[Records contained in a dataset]
###
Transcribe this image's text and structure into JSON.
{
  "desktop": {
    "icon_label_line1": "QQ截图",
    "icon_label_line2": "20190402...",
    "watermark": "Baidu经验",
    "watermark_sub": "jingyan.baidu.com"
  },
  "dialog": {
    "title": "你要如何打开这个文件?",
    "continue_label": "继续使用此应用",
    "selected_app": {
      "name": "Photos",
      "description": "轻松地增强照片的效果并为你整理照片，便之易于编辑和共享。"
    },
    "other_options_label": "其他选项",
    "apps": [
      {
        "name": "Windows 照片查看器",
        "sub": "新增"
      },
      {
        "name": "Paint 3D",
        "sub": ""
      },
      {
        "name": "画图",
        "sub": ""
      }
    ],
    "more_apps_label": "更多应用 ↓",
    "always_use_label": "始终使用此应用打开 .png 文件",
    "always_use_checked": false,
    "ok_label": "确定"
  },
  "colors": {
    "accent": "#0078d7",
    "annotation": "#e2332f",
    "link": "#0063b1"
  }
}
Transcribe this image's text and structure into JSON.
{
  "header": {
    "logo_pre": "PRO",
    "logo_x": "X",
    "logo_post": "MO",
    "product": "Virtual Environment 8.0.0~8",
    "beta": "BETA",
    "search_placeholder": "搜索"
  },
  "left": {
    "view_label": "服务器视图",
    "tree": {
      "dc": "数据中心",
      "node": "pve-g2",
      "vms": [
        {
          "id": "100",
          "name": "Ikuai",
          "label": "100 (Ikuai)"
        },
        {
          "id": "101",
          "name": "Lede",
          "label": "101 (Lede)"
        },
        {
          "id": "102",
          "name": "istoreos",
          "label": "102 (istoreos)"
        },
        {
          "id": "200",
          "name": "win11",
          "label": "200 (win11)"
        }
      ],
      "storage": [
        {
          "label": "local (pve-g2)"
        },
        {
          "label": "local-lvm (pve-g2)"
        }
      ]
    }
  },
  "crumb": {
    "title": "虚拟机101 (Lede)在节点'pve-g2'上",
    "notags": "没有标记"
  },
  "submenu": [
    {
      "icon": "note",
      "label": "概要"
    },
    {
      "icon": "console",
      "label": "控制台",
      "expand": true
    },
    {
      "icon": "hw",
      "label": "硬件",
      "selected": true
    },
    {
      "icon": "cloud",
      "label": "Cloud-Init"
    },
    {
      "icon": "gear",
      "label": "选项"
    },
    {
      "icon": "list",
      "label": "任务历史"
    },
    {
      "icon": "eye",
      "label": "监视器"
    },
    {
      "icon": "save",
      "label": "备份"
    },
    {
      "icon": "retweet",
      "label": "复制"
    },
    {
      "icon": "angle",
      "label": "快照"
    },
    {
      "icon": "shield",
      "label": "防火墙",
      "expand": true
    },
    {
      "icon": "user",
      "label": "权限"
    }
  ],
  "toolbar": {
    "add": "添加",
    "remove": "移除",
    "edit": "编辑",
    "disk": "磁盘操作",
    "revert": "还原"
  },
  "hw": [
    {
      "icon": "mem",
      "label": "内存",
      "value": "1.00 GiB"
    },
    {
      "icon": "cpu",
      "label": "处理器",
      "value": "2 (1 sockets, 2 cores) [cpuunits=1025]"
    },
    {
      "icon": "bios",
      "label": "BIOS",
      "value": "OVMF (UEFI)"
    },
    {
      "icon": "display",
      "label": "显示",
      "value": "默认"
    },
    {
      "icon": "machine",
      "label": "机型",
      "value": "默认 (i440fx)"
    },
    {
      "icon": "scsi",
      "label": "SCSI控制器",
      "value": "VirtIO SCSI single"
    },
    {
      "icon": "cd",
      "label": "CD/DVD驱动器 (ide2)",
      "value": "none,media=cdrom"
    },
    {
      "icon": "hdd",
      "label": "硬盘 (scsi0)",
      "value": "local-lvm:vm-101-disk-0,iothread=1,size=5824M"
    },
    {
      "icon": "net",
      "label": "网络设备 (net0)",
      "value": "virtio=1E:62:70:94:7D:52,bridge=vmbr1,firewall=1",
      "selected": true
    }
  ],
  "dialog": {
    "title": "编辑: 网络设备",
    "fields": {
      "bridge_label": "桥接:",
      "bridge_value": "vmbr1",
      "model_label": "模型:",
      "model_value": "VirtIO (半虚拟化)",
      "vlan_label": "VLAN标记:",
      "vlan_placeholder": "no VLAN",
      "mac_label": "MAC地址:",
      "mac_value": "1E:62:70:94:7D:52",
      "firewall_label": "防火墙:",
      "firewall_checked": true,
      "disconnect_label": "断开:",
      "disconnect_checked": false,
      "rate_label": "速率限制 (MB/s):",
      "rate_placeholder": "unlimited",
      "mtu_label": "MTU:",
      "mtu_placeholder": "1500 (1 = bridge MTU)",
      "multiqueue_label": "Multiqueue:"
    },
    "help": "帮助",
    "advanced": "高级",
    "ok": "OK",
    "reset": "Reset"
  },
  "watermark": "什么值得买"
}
###
Print out all the entries precisely as written.

Transcribe this image's text and structure into JSON.
{
  "desktop": {
    "icon_label_line1": "QQ截图",
    "icon_label_line2": "20190402...",
    "watermark": "Baidu经验",
    "watermark_sub": "jingyan.baidu.com"
  },
  "dialog": {
    "title": "你要如何打开这个文件?",
    "continue_label": "继续使用此应用",
    "selected_app": {
      "name": "Photos",
      "description": "轻松地增强照片的效果并为你整理照片，便之易于编辑和共享。"
    },
    "other_options_label": "其他选项",
    "apps": [
      {
        "name": "Windows 照片查看器",
        "sub": "新增"
      },
      {
        "name": "Paint 3D",
        "sub": ""
      },
      {
        "name": "画图",
        "sub": ""
      }
    ],
    "more_apps_label": "更多应用 ↓",
    "always_use_label": "始终使用此应用打开 .png 文件",
    "always_use_checked": false,
    "ok_label": "确定"
  },
  "colors": {
    "accent": "#0078d7",
    "annotation": "#e2332f",
    "link": "#0063b1"
  }
}
Transcribe this image's text and structure into JSON.
{
  "header": {
    "logo_pre": "PRO",
    "logo_x": "X",
    "logo_post": "MO",
    "product": "Virtual Environment 8.0.0~8",
    "beta": "BETA",
    "search_placeholder": "搜索"
  },
  "left": {
    "view_label": "服务器视图",
    "tree": {
      "dc": "数据中心",
      "node": "pve-g2",
      "vms": [
        {
          "id": "100",
          "name": "Ikuai",
          "label": "100 (Ikuai)"
        },
        {
          "id": "101",
          "name": "Lede",
          "label": "101 (Lede)"
        },
        {
          "id": "102",
          "name": "istoreos",
          "label": "102 (istoreos)"
        },
        {
          "id": "200",
          "name": "win11",
          "label": "200 (win11)"
        }
      ],
      "storage": [
        {
          "label": "local (pve-g2)"
        },
        {
          "label": "local-lvm (pve-g2)"
        }
      ]
    }
  },
  "crumb": {
    "title": "虚拟机101 (Lede)在节点'pve-g2'上",
    "notags": "没有标记"
  },
  "submenu": [
    {
      "icon": "note",
      "label": "概要"
    },
    {
      "icon": "console",
      "label": "控制台",
      "expand": true
    },
    {
      "icon": "hw",
      "label": "硬件",
      "selected": true
    },
    {
      "icon": "cloud",
      "label": "Cloud-Init"
    },
    {
      "icon": "gear",
      "label": "选项"
    },
    {
      "icon": "list",
      "label": "任务历史"
    },
    {
      "icon": "eye",
      "label": "监视器"
    },
    {
      "icon": "save",
      "label": "备份"
    },
    {
      "icon": "retweet",
      "label": "复制"
    },
    {
      "icon": "angle",
      "label": "快照"
    },
    {
      "icon": "shield",
      "label": "防火墙",
      "expand": true
    },
    {
      "icon": "user",
      "label": "权限"
    }
  ],
  "toolbar": {
    "add": "添加",
    "remove": "移除",
    "edit": "编辑",
    "disk": "磁盘操作",
    "revert": "还原"
  },
  "hw": [
    {
      "icon": "mem",
      "label": "内存",
      "value": "1.00 GiB"
    },
    {
      "icon": "cpu",
      "label": "处理器",
      "value": "2 (1 sockets, 2 cores) [cpuunits=1025]"
    },
    {
      "icon": "bios",
      "label": "BIOS",
      "value": "OVMF (UEFI)"
    },
    {
      "icon": "display",
      "label": "显示",
      "value": "默认"
    },
    {
      "icon": "machine",
      "label": "机型",
      "value": "默认 (i440fx)"
    },
    {
      "icon": "scsi",
      "label": "SCSI控制器",
      "value": "VirtIO SCSI single"
    },
    {
      "icon": "cd",
      "label": "CD/DVD驱动器 (ide2)",
      "value": "none,media=cdrom"
    },
    {
      "icon": "hdd",
      "label": "硬盘 (scsi0)",
      "value": "local-lvm:vm-101-disk-0,iothread=1,size=5824M"
    },
    {
      "icon": "net",
      "label": "网络设备 (net0)",
      "value": "virtio=1E:62:70:94:7D:52,bridge=vmbr1,firewall=1",
      "selected": true
    }
  ],
  "dialog": {
    "title": "编辑: 网络设备",
    "fields": {
      "bridge_label": "桥接:",
      "bridge_value": "vmbr1",
      "model_label": "模型:",
      "model_value": "VirtIO (半虚拟化)",
      "vlan_label": "VLAN标记:",
      "vlan_placeholder": "no VLAN",
      "mac_label": "MAC地址:",
      "mac_value": "1E:62:70:94:7D:52",
      "firewall_label": "防火墙:",
      "firewall_checked": true,
      "disconnect_label": "断开:",
      "disconnect_checked": false,
      "rate_label": "速率限制 (MB/s):",
      "rate_placeholder": "unlimited",
      "mtu_label": "MTU:",
      "mtu_placeholder": "1500 (1 = bridge MTU)",
      "multiqueue_label": "Multiqueue:"
    },
    "help": "帮助",
    "advanced": "高级",
    "ok": "OK",
    "reset": "Reset"
  },
  "watermark": "什么值得买"
}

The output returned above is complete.